-- START OF Provided data --
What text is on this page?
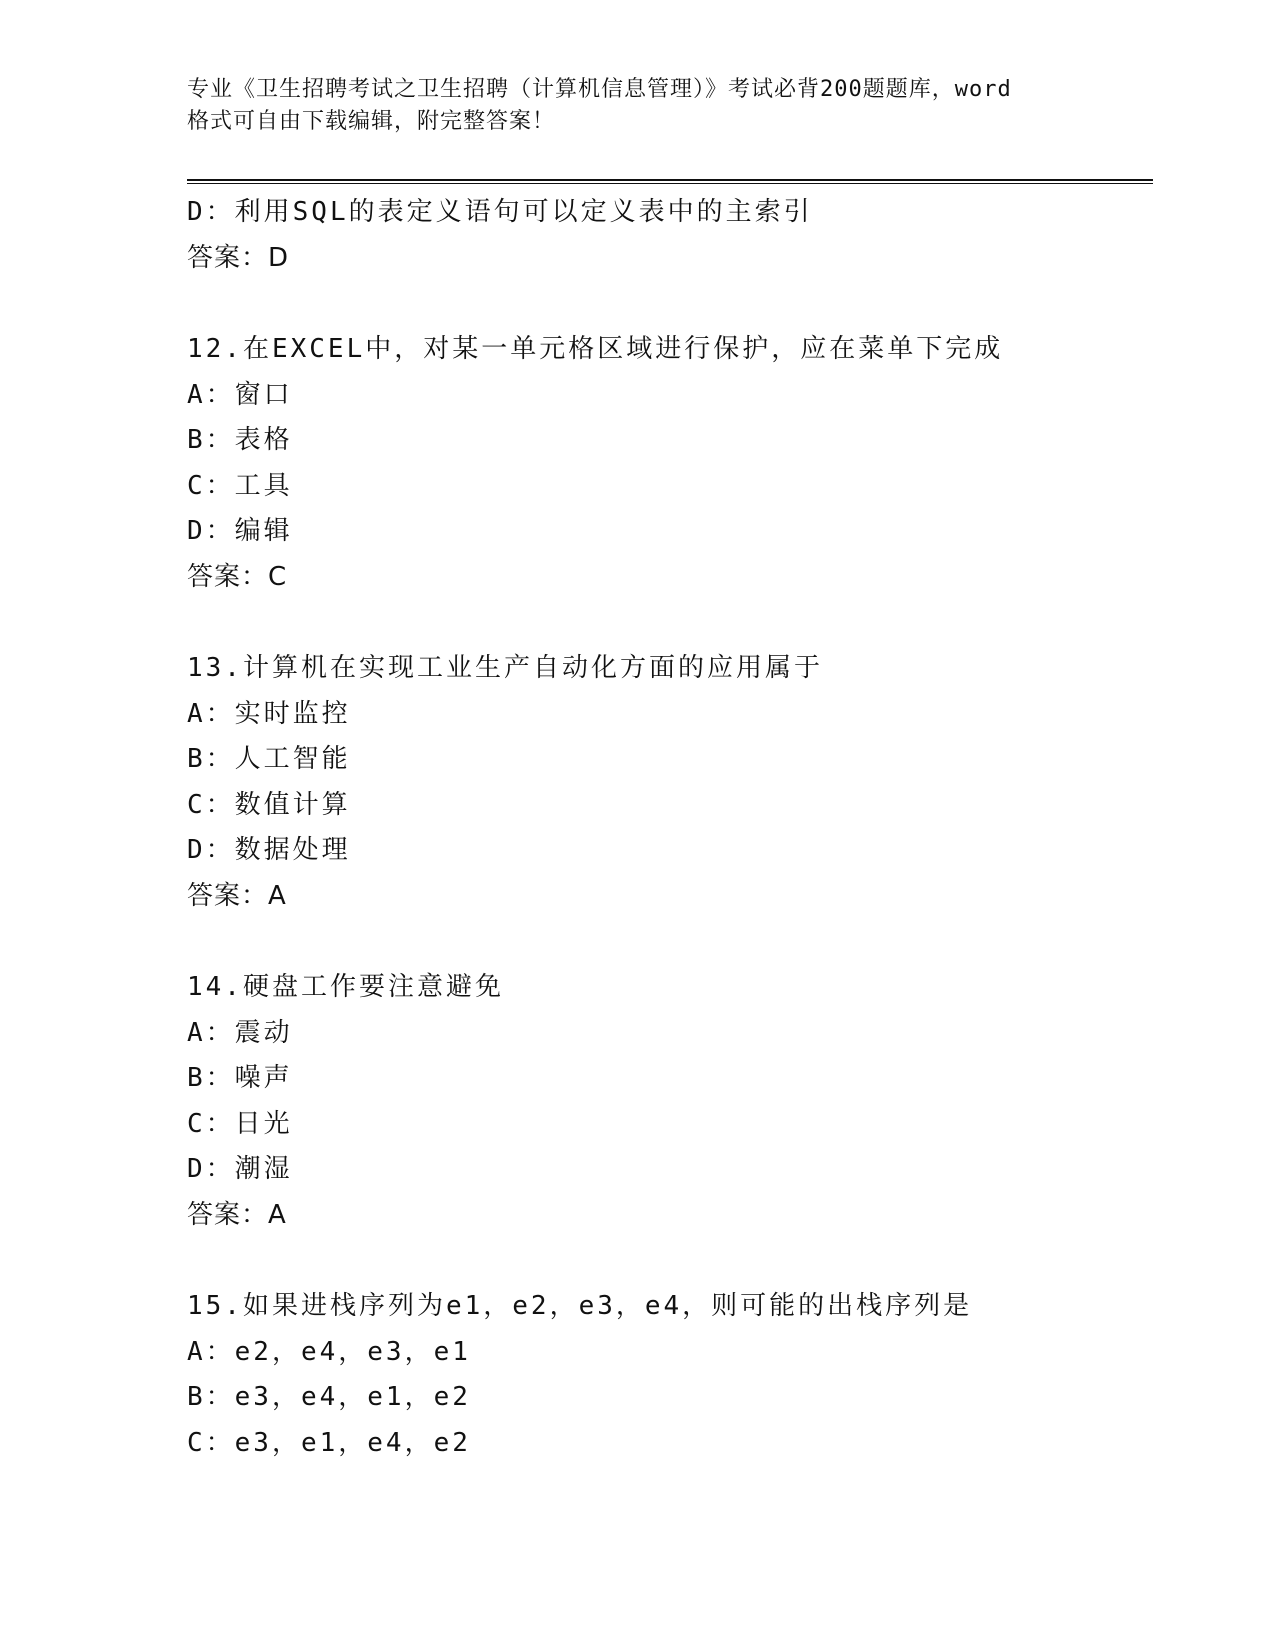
专业《卫生招聘考试之卫生招聘（计算机信息管理）》考试必背200题题库，word
格式可自由下载编辑，附完整答案！
D：利用SQL的表定义语句可以定义表中的主索引
答案：D
12.在EXCEL中，对某一单元格区域进行保护，应在菜单下完成
A：窗口
B：表格
C：工具
D：编辑
答案：C
13.计算机在实现工业生产自动化方面的应用属于
A：实时监控
B：人工智能
C：数值计算
D：数据处理
答案：A
14.硬盘工作要注意避免
A：震动
B：噪声
C：日光
D：潮湿
答案：A
15.如果进栈序列为e1，e2，e3，e4，则可能的出栈序列是
A：e2，e4，e3，e1
B：e3，e4，e1，e2
C：e3，e1，e4，e2
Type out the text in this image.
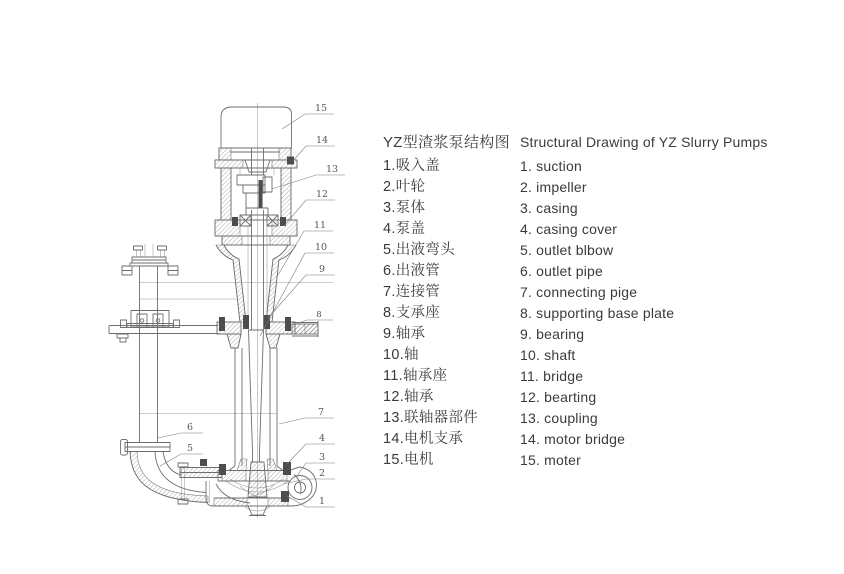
15
14
13
12
11
10
9
8
7
6
5
4
3
2
1
YZ型渣浆泵结构图
1.吸入盖
2.叶轮
3.泵体
4.泵盖
5.出液弯头
6.出液管
7.连接管
8.支承座
9.轴承
10.轴
11.轴承座
12.轴承
13.联轴器部件
14.电机支承
15.电机
Structural Drawing of YZ Slurry Pumps
1. suction
2. impeller
3. casing
4. casing cover
5. outlet blbow
6. outlet pipe
7. connecting pige
8. supporting base plate
9. bearing
10. shaft
11. bridge
12. bearting
13. coupling
14. motor bridge
15. moter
-- END OF Provided data --
Request: Transcribe all the data word for word; the images stay out.

Response:
What text is on this page?
专业《卫生招聘考试之卫生招聘（计算机信息管理）》考试必背200题题库，word
格式可自由下载编辑，附完整答案！
D：利用SQL的表定义语句可以定义表中的主索引
答案：D
12.在EXCEL中，对某一单元格区域进行保护，应在菜单下完成
A：窗口
B：表格
C：工具
D：编辑
答案：C
13.计算机在实现工业生产自动化方面的应用属于
A：实时监控
B：人工智能
C：数值计算
D：数据处理
答案：A
14.硬盘工作要注意避免
A：震动
B：噪声
C：日光
D：潮湿
答案：A
15.如果进栈序列为e1，e2，e3，e4，则可能的出栈序列是
A：e2，e4，e3，e1
B：e3，e4，e1，e2
C：e3，e1，e4，e2
Type out the text in this image.
15
14
13
12
11
10
9
8
7
6
5
4
3
2
1
YZ型渣浆泵结构图
1.吸入盖
2.叶轮
3.泵体
4.泵盖
5.出液弯头
6.出液管
7.连接管
8.支承座
9.轴承
10.轴
11.轴承座
12.轴承
13.联轴器部件
14.电机支承
15.电机
Structural Drawing of YZ Slurry Pumps
1. suction
2. impeller
3. casing
4. casing cover
5. outlet blbow
6. outlet pipe
7. connecting pige
8. supporting base plate
9. bearing
10. shaft
11. bridge
12. bearting
13. coupling
14. motor bridge
15. moter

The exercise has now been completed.